— Input records —
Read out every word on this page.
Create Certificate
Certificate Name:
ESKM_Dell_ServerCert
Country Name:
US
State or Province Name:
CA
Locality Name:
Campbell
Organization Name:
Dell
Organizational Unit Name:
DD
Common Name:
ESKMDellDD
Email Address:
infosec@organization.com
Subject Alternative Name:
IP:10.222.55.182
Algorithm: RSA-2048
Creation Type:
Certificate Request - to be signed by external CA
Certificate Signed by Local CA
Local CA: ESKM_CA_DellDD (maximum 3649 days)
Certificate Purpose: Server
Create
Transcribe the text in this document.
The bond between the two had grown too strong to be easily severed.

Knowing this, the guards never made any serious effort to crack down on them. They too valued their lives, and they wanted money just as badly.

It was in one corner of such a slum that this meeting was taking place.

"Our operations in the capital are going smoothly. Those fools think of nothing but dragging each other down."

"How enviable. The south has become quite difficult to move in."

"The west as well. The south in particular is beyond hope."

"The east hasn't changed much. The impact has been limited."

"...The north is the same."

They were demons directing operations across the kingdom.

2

— Exercise aim —
The required output is the exact sequence of lines from the one containing "Transcribe the text in this document." through the end of the listing, both endpoints included.

— Result for this exercise —
Transcribe the text in this document.
The bond between the two had grown too strong to be easily severed.

Knowing this, the guards never made any serious effort to crack down on them. They too valued their lives, and they wanted money just as badly.

It was in one corner of such a slum that this meeting was taking place.

"Our operations in the capital are going smoothly. Those fools think of nothing but dragging each other down."

"How enviable. The south has become quite difficult to move in."

"The west as well. The south in particular is beyond hope."

"The east hasn't changed much. The impact has been limited."

"...The north is the same."

They were demons directing operations across the kingdom.

2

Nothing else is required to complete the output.